(Figure record extracts)
______

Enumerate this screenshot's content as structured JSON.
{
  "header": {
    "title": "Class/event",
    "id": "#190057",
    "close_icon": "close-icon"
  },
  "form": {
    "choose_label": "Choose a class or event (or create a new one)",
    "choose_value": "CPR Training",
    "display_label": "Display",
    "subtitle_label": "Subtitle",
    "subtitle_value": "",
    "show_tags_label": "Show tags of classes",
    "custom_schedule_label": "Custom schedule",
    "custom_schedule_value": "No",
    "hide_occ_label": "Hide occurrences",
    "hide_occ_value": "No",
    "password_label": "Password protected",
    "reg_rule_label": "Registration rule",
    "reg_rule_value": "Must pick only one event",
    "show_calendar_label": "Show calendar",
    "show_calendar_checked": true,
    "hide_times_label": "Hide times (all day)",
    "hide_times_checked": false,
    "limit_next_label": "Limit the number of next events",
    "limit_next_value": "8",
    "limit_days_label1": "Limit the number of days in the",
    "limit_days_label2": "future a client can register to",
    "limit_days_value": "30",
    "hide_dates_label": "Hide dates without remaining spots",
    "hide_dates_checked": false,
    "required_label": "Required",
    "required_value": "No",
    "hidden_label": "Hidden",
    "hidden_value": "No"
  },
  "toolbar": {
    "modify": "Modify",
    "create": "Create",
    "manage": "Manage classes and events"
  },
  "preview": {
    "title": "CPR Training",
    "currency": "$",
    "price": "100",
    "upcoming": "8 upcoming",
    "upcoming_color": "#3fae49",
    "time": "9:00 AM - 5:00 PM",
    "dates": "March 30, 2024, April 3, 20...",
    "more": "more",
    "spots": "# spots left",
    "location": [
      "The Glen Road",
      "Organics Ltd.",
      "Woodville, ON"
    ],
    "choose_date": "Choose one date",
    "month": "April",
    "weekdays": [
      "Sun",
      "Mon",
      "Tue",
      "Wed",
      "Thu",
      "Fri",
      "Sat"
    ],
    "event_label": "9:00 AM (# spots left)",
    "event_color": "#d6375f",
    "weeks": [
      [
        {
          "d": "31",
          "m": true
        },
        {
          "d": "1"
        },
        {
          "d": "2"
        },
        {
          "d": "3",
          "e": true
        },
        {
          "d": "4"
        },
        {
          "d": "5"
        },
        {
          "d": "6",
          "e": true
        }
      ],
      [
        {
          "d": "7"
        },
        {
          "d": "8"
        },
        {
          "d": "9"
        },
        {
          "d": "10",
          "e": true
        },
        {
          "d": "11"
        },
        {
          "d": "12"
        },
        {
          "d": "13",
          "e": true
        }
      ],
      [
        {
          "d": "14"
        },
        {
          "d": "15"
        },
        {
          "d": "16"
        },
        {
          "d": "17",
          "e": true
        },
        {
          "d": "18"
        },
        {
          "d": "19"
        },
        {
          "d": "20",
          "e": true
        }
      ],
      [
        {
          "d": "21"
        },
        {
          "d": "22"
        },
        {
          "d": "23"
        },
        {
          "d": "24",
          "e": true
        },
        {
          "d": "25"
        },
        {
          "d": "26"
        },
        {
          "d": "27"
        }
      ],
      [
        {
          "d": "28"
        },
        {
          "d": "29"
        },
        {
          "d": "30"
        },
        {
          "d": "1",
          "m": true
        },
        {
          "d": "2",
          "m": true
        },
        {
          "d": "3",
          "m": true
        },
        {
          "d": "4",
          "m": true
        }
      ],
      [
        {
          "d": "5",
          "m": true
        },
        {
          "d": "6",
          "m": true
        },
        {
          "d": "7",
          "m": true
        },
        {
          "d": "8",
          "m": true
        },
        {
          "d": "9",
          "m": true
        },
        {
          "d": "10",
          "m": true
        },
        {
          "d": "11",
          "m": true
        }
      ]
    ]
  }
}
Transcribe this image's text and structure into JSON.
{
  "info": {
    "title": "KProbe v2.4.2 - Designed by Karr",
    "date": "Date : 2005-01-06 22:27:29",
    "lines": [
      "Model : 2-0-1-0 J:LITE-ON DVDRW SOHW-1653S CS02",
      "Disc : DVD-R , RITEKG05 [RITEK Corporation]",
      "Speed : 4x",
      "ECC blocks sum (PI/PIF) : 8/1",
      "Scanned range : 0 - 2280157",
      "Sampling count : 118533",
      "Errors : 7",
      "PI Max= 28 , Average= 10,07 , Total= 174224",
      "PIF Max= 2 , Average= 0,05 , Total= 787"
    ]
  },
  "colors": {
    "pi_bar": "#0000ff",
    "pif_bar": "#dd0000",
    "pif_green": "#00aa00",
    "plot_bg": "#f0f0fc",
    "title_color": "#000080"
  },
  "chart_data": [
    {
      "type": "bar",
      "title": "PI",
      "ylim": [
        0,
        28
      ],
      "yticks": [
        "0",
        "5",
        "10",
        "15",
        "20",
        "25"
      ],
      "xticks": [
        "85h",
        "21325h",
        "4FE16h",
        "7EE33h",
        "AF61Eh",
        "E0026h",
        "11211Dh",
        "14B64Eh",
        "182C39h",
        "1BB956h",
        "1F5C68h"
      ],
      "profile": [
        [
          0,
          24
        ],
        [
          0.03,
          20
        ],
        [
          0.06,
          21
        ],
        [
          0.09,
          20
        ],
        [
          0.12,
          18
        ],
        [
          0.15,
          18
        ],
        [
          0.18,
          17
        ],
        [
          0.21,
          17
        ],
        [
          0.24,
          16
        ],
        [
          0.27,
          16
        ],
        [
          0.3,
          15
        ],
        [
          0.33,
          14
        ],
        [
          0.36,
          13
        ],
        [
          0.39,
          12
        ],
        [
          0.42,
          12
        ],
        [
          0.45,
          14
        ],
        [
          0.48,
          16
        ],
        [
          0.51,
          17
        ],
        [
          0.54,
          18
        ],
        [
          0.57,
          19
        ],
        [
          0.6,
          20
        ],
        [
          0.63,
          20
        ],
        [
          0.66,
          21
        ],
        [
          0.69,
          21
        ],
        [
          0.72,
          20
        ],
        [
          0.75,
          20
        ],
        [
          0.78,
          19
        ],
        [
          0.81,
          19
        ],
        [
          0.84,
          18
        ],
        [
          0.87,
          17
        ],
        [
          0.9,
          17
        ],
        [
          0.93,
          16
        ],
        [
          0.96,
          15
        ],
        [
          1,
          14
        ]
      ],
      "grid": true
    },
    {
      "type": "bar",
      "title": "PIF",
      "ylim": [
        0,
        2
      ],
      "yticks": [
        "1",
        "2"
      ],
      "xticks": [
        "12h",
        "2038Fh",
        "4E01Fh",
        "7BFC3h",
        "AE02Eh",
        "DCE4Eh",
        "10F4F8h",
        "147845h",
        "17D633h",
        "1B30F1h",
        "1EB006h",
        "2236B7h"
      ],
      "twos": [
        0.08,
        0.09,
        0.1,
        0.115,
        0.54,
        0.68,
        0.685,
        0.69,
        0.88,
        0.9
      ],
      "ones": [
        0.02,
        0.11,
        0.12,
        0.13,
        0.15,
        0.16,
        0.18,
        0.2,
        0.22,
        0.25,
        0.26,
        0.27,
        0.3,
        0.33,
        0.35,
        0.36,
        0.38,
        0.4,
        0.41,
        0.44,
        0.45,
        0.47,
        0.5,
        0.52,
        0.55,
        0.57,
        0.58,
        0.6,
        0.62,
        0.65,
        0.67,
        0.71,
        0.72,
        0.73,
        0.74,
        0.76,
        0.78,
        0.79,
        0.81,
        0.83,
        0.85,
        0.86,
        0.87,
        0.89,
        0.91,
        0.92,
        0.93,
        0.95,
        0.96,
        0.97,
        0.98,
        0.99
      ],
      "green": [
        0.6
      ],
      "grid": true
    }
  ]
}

______

### SET EXERCISE
Using the exact wording, write out all of the records.

### FINAL ANSWER
Enumerate this screenshot's content as structured JSON.
{
  "header": {
    "title": "Class/event",
    "id": "#190057",
    "close_icon": "close-icon"
  },
  "form": {
    "choose_label": "Choose a class or event (or create a new one)",
    "choose_value": "CPR Training",
    "display_label": "Display",
    "subtitle_label": "Subtitle",
    "subtitle_value": "",
    "show_tags_label": "Show tags of classes",
    "custom_schedule_label": "Custom schedule",
    "custom_schedule_value": "No",
    "hide_occ_label": "Hide occurrences",
    "hide_occ_value": "No",
    "password_label": "Password protected",
    "reg_rule_label": "Registration rule",
    "reg_rule_value": "Must pick only one event",
    "show_calendar_label": "Show calendar",
    "show_calendar_checked": true,
    "hide_times_label": "Hide times (all day)",
    "hide_times_checked": false,
    "limit_next_label": "Limit the number of next events",
    "limit_next_value": "8",
    "limit_days_label1": "Limit the number of days in the",
    "limit_days_label2": "future a client can register to",
    "limit_days_value": "30",
    "hide_dates_label": "Hide dates without remaining spots",
    "hide_dates_checked": false,
    "required_label": "Required",
    "required_value": "No",
    "hidden_label": "Hidden",
    "hidden_value": "No"
  },
  "toolbar": {
    "modify": "Modify",
    "create": "Create",
    "manage": "Manage classes and events"
  },
  "preview": {
    "title": "CPR Training",
    "currency": "$",
    "price": "100",
    "upcoming": "8 upcoming",
    "upcoming_color": "#3fae49",
    "time": "9:00 AM - 5:00 PM",
    "dates": "March 30, 2024, April 3, 20...",
    "more": "more",
    "spots": "# spots left",
    "location": [
      "The Glen Road",
      "Organics Ltd.",
      "Woodville, ON"
    ],
    "choose_date": "Choose one date",
    "month": "April",
    "weekdays": [
      "Sun",
      "Mon",
      "Tue",
      "Wed",
      "Thu",
      "Fri",
      "Sat"
    ],
    "event_label": "9:00 AM (# spots left)",
    "event_color": "#d6375f",
    "weeks": [
      [
        {
          "d": "31",
          "m": true
        },
        {
          "d": "1"
        },
        {
          "d": "2"
        },
        {
          "d": "3",
          "e": true
        },
        {
          "d": "4"
        },
        {
          "d": "5"
        },
        {
          "d": "6",
          "e": true
        }
      ],
      [
        {
          "d": "7"
        },
        {
          "d": "8"
        },
        {
          "d": "9"
        },
        {
          "d": "10",
          "e": true
        },
        {
          "d": "11"
        },
        {
          "d": "12"
        },
        {
          "d": "13",
          "e": true
        }
      ],
      [
        {
          "d": "14"
        },
        {
          "d": "15"
        },
        {
          "d": "16"
        },
        {
          "d": "17",
          "e": true
        },
        {
          "d": "18"
        },
        {
          "d": "19"
        },
        {
          "d": "20",
          "e": true
        }
      ],
      [
        {
          "d": "21"
        },
        {
          "d": "22"
        },
        {
          "d": "23"
        },
        {
          "d": "24",
          "e": true
        },
        {
          "d": "25"
        },
        {
          "d": "26"
        },
        {
          "d": "27"
        }
      ],
      [
        {
          "d": "28"
        },
        {
          "d": "29"
        },
        {
          "d": "30"
        },
        {
          "d": "1",
          "m": true
        },
        {
          "d": "2",
          "m": true
        },
        {
          "d": "3",
          "m": true
        },
        {
          "d": "4",
          "m": true
        }
      ],
      [
        {
          "d": "5",
          "m": true
        },
        {
          "d": "6",
          "m": true
        },
        {
          "d": "7",
          "m": true
        },
        {
          "d": "8",
          "m": true
        },
        {
          "d": "9",
          "m": true
        },
        {
          "d": "10",
          "m": true
        },
        {
          "d": "11",
          "m": true
        }
      ]
    ]
  }
}
Transcribe this image's text and structure into JSON.
{
  "info": {
    "title": "KProbe v2.4.2 - Designed by Karr",
    "date": "Date : 2005-01-06 22:27:29",
    "lines": [
      "Model : 2-0-1-0 J:LITE-ON DVDRW SOHW-1653S CS02",
      "Disc : DVD-R , RITEKG05 [RITEK Corporation]",
      "Speed : 4x",
      "ECC blocks sum (PI/PIF) : 8/1",
      "Scanned range : 0 - 2280157",
      "Sampling count : 118533",
      "Errors : 7",
      "PI Max= 28 , Average= 10,07 , Total= 174224",
      "PIF Max= 2 , Average= 0,05 , Total= 787"
    ]
  },
  "colors": {
    "pi_bar": "#0000ff",
    "pif_bar": "#dd0000",
    "pif_green": "#00aa00",
    "plot_bg": "#f0f0fc",
    "title_color": "#000080"
  },
  "chart_data": [
    {
      "type": "bar",
      "title": "PI",
      "ylim": [
        0,
        28
      ],
      "yticks": [
        "0",
        "5",
        "10",
        "15",
        "20",
        "25"
      ],
      "xticks": [
        "85h",
        "21325h",
        "4FE16h",
        "7EE33h",
        "AF61Eh",
        "E0026h",
        "11211Dh",
        "14B64Eh",
        "182C39h",
        "1BB956h",
        "1F5C68h"
      ],
      "profile": [
        [
          0,
          24
        ],
        [
          0.03,
          20
        ],
        [
          0.06,
          21
        ],
        [
          0.09,
          20
        ],
        [
          0.12,
          18
        ],
        [
          0.15,
          18
        ],
        [
          0.18,
          17
        ],
        [
          0.21,
          17
        ],
        [
          0.24,
          16
        ],
        [
          0.27,
          16
        ],
        [
          0.3,
          15
        ],
        [
          0.33,
          14
        ],
        [
          0.36,
          13
        ],
        [
          0.39,
          12
        ],
        [
          0.42,
          12
        ],
        [
          0.45,
          14
        ],
        [
          0.48,
          16
        ],
        [
          0.51,
          17
        ],
        [
          0.54,
          18
        ],
        [
          0.57,
          19
        ],
        [
          0.6,
          20
        ],
        [
          0.63,
          20
        ],
        [
          0.66,
          21
        ],
        [
          0.69,
          21
        ],
        [
          0.72,
          20
        ],
        [
          0.75,
          20
        ],
        [
          0.78,
          19
        ],
        [
          0.81,
          19
        ],
        [
          0.84,
          18
        ],
        [
          0.87,
          17
        ],
        [
          0.9,
          17
        ],
        [
          0.93,
          16
        ],
        [
          0.96,
          15
        ],
        [
          1,
          14
        ]
      ],
      "grid": true
    },
    {
      "type": "bar",
      "title": "PIF",
      "ylim": [
        0,
        2
      ],
      "yticks": [
        "1",
        "2"
      ],
      "xticks": [
        "12h",
        "2038Fh",
        "4E01Fh",
        "7BFC3h",
        "AE02Eh",
        "DCE4Eh",
        "10F4F8h",
        "147845h",
        "17D633h",
        "1B30F1h",
        "1EB006h",
        "2236B7h"
      ],
      "twos": [
        0.08,
        0.09,
        0.1,
        0.115,
        0.54,
        0.68,
        0.685,
        0.69,
        0.88,
        0.9
      ],
      "ones": [
        0.02,
        0.11,
        0.12,
        0.13,
        0.15,
        0.16,
        0.18,
        0.2,
        0.22,
        0.25,
        0.26,
        0.27,
        0.3,
        0.33,
        0.35,
        0.36,
        0.38,
        0.4,
        0.41,
        0.44,
        0.45,
        0.47,
        0.5,
        0.52,
        0.55,
        0.57,
        0.58,
        0.6,
        0.62,
        0.65,
        0.67,
        0.71,
        0.72,
        0.73,
        0.74,
        0.76,
        0.78,
        0.79,
        0.81,
        0.83,
        0.85,
        0.86,
        0.87,
        0.89,
        0.91,
        0.92,
        0.93,
        0.95,
        0.96,
        0.97,
        0.98,
        0.99
      ],
      "green": [
        0.6
      ],
      "grid": true
    }
  ]
}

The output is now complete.